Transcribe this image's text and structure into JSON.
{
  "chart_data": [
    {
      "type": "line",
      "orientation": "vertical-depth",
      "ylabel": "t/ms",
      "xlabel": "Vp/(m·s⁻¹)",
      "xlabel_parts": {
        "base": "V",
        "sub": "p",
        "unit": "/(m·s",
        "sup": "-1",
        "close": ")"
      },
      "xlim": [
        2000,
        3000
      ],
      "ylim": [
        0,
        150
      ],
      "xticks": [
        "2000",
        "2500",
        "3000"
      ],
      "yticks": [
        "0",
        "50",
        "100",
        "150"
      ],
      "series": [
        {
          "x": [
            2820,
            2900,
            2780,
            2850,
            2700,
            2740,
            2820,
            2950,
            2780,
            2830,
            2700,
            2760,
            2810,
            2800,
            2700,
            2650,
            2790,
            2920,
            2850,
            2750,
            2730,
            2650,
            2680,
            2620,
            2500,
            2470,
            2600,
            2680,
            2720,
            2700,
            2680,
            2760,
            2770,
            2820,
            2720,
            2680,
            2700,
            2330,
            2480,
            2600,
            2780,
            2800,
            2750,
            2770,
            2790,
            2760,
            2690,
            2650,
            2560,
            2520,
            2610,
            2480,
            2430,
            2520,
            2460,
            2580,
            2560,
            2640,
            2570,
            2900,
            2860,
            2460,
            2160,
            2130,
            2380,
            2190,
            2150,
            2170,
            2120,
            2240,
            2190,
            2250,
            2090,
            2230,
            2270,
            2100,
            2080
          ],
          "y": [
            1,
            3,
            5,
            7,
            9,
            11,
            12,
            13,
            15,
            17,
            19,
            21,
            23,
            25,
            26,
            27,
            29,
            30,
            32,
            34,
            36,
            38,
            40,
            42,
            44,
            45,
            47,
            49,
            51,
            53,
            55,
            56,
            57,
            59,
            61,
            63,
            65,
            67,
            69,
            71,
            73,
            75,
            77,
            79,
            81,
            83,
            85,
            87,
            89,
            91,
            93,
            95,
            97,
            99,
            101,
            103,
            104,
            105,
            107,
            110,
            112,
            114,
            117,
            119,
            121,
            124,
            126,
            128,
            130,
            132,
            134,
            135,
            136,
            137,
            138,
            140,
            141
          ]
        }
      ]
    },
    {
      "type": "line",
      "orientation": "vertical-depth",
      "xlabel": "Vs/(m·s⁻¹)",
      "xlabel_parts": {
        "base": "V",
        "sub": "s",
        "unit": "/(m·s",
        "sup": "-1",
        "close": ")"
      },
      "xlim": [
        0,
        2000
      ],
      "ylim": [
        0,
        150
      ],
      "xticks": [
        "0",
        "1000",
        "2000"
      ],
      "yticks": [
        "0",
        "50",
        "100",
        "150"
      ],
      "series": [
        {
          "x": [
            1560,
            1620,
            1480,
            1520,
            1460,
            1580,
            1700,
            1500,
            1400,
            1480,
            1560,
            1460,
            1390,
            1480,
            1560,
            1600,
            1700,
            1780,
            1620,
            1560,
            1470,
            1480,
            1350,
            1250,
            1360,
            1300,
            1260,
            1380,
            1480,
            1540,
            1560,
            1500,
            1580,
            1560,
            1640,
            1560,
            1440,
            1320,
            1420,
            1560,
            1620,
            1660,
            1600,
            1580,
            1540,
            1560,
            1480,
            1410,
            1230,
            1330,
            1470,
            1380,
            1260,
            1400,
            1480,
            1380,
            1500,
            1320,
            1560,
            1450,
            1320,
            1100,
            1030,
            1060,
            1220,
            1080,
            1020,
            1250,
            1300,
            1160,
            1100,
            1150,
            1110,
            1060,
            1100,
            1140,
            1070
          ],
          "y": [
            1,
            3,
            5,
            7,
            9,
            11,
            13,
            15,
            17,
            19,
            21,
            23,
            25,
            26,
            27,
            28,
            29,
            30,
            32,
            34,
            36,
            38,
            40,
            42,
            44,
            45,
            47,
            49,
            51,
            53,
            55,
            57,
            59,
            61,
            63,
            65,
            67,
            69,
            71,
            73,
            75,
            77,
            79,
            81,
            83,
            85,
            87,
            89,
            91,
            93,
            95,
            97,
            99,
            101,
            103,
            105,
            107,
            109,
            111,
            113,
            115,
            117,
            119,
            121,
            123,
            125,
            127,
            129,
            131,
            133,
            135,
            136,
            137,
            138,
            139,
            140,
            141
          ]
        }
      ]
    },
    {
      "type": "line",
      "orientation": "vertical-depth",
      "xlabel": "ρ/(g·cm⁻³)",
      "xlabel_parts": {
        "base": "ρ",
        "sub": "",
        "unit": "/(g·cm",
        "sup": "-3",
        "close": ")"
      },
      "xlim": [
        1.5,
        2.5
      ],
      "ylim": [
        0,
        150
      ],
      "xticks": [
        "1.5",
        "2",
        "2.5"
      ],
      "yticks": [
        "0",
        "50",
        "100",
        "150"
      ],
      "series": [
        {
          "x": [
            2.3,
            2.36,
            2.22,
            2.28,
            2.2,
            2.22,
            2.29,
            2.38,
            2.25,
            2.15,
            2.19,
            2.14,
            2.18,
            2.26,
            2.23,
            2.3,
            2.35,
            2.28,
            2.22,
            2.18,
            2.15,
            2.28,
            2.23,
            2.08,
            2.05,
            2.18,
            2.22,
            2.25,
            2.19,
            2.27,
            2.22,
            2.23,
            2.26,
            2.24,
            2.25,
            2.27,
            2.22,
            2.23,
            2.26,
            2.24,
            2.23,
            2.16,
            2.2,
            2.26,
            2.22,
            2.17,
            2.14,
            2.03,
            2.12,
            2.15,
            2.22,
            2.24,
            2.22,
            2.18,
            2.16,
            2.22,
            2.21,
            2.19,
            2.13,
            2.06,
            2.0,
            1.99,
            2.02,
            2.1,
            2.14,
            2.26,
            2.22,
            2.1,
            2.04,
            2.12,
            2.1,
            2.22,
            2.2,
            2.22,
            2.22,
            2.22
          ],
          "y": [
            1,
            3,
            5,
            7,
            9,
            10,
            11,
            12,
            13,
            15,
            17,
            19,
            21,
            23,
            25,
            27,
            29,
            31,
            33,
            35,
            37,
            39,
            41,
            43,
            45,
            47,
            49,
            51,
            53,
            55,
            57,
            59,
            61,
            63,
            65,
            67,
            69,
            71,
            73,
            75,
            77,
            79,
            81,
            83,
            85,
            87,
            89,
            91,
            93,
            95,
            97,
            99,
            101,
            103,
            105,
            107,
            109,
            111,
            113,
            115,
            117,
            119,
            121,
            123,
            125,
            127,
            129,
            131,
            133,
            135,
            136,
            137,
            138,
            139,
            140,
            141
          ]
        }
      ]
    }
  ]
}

------------------------------------------------------------------------

### Exercise
Reproduce all of the material above word for word.

### Solution to this task
Transcribe this image's text and structure into JSON.
{
  "chart_data": [
    {
      "type": "line",
      "orientation": "vertical-depth",
      "ylabel": "t/ms",
      "xlabel": "Vp/(m·s⁻¹)",
      "xlabel_parts": {
        "base": "V",
        "sub": "p",
        "unit": "/(m·s",
        "sup": "-1",
        "close": ")"
      },
      "xlim": [
        2000,
        3000
      ],
      "ylim": [
        0,
        150
      ],
      "xticks": [
        "2000",
        "2500",
        "3000"
      ],
      "yticks": [
        "0",
        "50",
        "100",
        "150"
      ],
      "series": [
        {
          "x": [
            2820,
            2900,
            2780,
            2850,
            2700,
            2740,
            2820,
            2950,
            2780,
            2830,
            2700,
            2760,
            2810,
            2800,
            2700,
            2650,
            2790,
            2920,
            2850,
            2750,
            2730,
            2650,
            2680,
            2620,
            2500,
            2470,
            2600,
            2680,
            2720,
            2700,
            2680,
            2760,
            2770,
            2820,
            2720,
            2680,
            2700,
            2330,
            2480,
            2600,
            2780,
            2800,
            2750,
            2770,
            2790,
            2760,
            2690,
            2650,
            2560,
            2520,
            2610,
            2480,
            2430,
            2520,
            2460,
            2580,
            2560,
            2640,
            2570,
            2900,
            2860,
            2460,
            2160,
            2130,
            2380,
            2190,
            2150,
            2170,
            2120,
            2240,
            2190,
            2250,
            2090,
            2230,
            2270,
            2100,
            2080
          ],
          "y": [
            1,
            3,
            5,
            7,
            9,
            11,
            12,
            13,
            15,
            17,
            19,
            21,
            23,
            25,
            26,
            27,
            29,
            30,
            32,
            34,
            36,
            38,
            40,
            42,
            44,
            45,
            47,
            49,
            51,
            53,
            55,
            56,
            57,
            59,
            61,
            63,
            65,
            67,
            69,
            71,
            73,
            75,
            77,
            79,
            81,
            83,
            85,
            87,
            89,
            91,
            93,
            95,
            97,
            99,
            101,
            103,
            104,
            105,
            107,
            110,
            112,
            114,
            117,
            119,
            121,
            124,
            126,
            128,
            130,
            132,
            134,
            135,
            136,
            137,
            138,
            140,
            141
          ]
        }
      ]
    },
    {
      "type": "line",
      "orientation": "vertical-depth",
      "xlabel": "Vs/(m·s⁻¹)",
      "xlabel_parts": {
        "base": "V",
        "sub": "s",
        "unit": "/(m·s",
        "sup": "-1",
        "close": ")"
      },
      "xlim": [
        0,
        2000
      ],
      "ylim": [
        0,
        150
      ],
      "xticks": [
        "0",
        "1000",
        "2000"
      ],
      "yticks": [
        "0",
        "50",
        "100",
        "150"
      ],
      "series": [
        {
          "x": [
            1560,
            1620,
            1480,
            1520,
            1460,
            1580,
            1700,
            1500,
            1400,
            1480,
            1560,
            1460,
            1390,
            1480,
            1560,
            1600,
            1700,
            1780,
            1620,
            1560,
            1470,
            1480,
            1350,
            1250,
            1360,
            1300,
            1260,
            1380,
            1480,
            1540,
            1560,
            1500,
            1580,
            1560,
            1640,
            1560,
            1440,
            1320,
            1420,
            1560,
            1620,
            1660,
            1600,
            1580,
            1540,
            1560,
            1480,
            1410,
            1230,
            1330,
            1470,
            1380,
            1260,
            1400,
            1480,
            1380,
            1500,
            1320,
            1560,
            1450,
            1320,
            1100,
            1030,
            1060,
            1220,
            1080,
            1020,
            1250,
            1300,
            1160,
            1100,
            1150,
            1110,
            1060,
            1100,
            1140,
            1070
          ],
          "y": [
            1,
            3,
            5,
            7,
            9,
            11,
            13,
            15,
            17,
            19,
            21,
            23,
            25,
            26,
            27,
            28,
            29,
            30,
            32,
            34,
            36,
            38,
            40,
            42,
            44,
            45,
            47,
            49,
            51,
            53,
            55,
            57,
            59,
            61,
            63,
            65,
            67,
            69,
            71,
            73,
            75,
            77,
            79,
            81,
            83,
            85,
            87,
            89,
            91,
            93,
            95,
            97,
            99,
            101,
            103,
            105,
            107,
            109,
            111,
            113,
            115,
            117,
            119,
            121,
            123,
            125,
            127,
            129,
            131,
            133,
            135,
            136,
            137,
            138,
            139,
            140,
            141
          ]
        }
      ]
    },
    {
      "type": "line",
      "orientation": "vertical-depth",
      "xlabel": "ρ/(g·cm⁻³)",
      "xlabel_parts": {
        "base": "ρ",
        "sub": "",
        "unit": "/(g·cm",
        "sup": "-3",
        "close": ")"
      },
      "xlim": [
        1.5,
        2.5
      ],
      "ylim": [
        0,
        150
      ],
      "xticks": [
        "1.5",
        "2",
        "2.5"
      ],
      "yticks": [
        "0",
        "50",
        "100",
        "150"
      ],
      "series": [
        {
          "x": [
            2.3,
            2.36,
            2.22,
            2.28,
            2.2,
            2.22,
            2.29,
            2.38,
            2.25,
            2.15,
            2.19,
            2.14,
            2.18,
            2.26,
            2.23,
            2.3,
            2.35,
            2.28,
            2.22,
            2.18,
            2.15,
            2.28,
            2.23,
            2.08,
            2.05,
            2.18,
            2.22,
            2.25,
            2.19,
            2.27,
            2.22,
            2.23,
            2.26,
            2.24,
            2.25,
            2.27,
            2.22,
            2.23,
            2.26,
            2.24,
            2.23,
            2.16,
            2.2,
            2.26,
            2.22,
            2.17,
            2.14,
            2.03,
            2.12,
            2.15,
            2.22,
            2.24,
            2.22,
            2.18,
            2.16,
            2.22,
            2.21,
            2.19,
            2.13,
            2.06,
            2.0,
            1.99,
            2.02,
            2.1,
            2.14,
            2.26,
            2.22,
            2.1,
            2.04,
            2.12,
            2.1,
            2.22,
            2.2,
            2.22,
            2.22,
            2.22
          ],
          "y": [
            1,
            3,
            5,
            7,
            9,
            10,
            11,
            12,
            13,
            15,
            17,
            19,
            21,
            23,
            25,
            27,
            29,
            31,
            33,
            35,
            37,
            39,
            41,
            43,
            45,
            47,
            49,
            51,
            53,
            55,
            57,
            59,
            61,
            63,
            65,
            67,
            69,
            71,
            73,
            75,
            77,
            79,
            81,
            83,
            85,
            87,
            89,
            91,
            93,
            95,
            97,
            99,
            101,
            103,
            105,
            107,
            109,
            111,
            113,
            115,
            117,
            119,
            121,
            123,
            125,
            127,
            129,
            131,
            133,
            135,
            136,
            137,
            138,
            139,
            140,
            141
          ]
        }
      ]
    }
  ]
}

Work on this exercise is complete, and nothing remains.